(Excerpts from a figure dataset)
* begin *

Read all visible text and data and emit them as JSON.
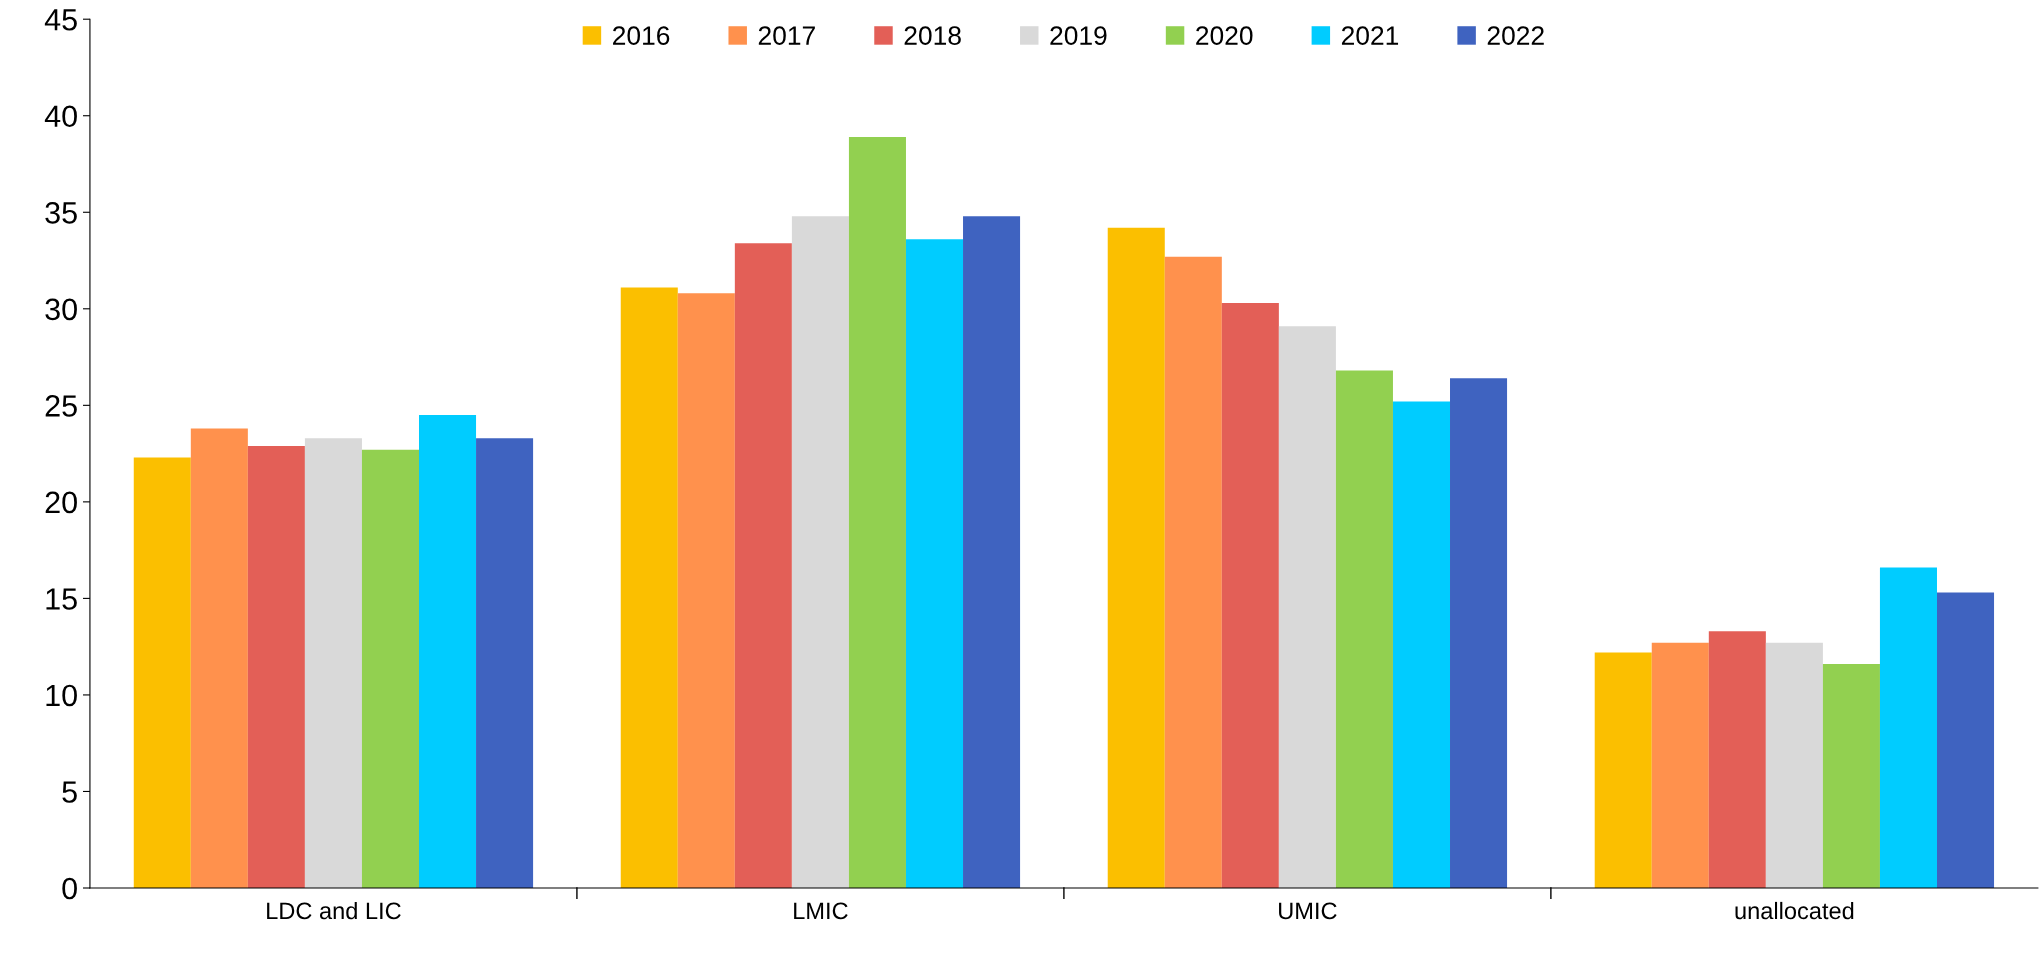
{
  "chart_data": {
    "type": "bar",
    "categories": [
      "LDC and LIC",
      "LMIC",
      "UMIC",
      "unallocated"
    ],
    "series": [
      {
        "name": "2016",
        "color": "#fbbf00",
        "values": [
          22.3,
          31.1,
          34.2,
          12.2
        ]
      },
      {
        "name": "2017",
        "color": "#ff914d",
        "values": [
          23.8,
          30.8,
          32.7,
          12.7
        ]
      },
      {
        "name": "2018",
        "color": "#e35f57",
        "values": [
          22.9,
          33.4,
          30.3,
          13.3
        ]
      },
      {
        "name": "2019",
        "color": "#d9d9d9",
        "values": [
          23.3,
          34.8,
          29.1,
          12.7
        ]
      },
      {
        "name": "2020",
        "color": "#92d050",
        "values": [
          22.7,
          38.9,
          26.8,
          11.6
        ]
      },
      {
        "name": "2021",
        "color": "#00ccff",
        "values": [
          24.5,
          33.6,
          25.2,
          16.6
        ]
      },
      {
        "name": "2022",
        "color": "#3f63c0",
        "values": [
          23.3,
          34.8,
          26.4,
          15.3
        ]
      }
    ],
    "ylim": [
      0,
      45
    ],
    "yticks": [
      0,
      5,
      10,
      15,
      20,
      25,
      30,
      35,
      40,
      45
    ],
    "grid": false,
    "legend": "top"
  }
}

* end *

Short problem:
Pictures stay out; reproduce every line of the records exactly.

Answer to the problem:
Read all visible text and data and emit them as JSON.
{
  "chart_data": {
    "type": "bar",
    "categories": [
      "LDC and LIC",
      "LMIC",
      "UMIC",
      "unallocated"
    ],
    "series": [
      {
        "name": "2016",
        "color": "#fbbf00",
        "values": [
          22.3,
          31.1,
          34.2,
          12.2
        ]
      },
      {
        "name": "2017",
        "color": "#ff914d",
        "values": [
          23.8,
          30.8,
          32.7,
          12.7
        ]
      },
      {
        "name": "2018",
        "color": "#e35f57",
        "values": [
          22.9,
          33.4,
          30.3,
          13.3
        ]
      },
      {
        "name": "2019",
        "color": "#d9d9d9",
        "values": [
          23.3,
          34.8,
          29.1,
          12.7
        ]
      },
      {
        "name": "2020",
        "color": "#92d050",
        "values": [
          22.7,
          38.9,
          26.8,
          11.6
        ]
      },
      {
        "name": "2021",
        "color": "#00ccff",
        "values": [
          24.5,
          33.6,
          25.2,
          16.6
        ]
      },
      {
        "name": "2022",
        "color": "#3f63c0",
        "values": [
          23.3,
          34.8,
          26.4,
          15.3
        ]
      }
    ],
    "ylim": [
      0,
      45
    ],
    "yticks": [
      0,
      5,
      10,
      15,
      20,
      25,
      30,
      35,
      40,
      45
    ],
    "grid": false,
    "legend": "top"
  }
}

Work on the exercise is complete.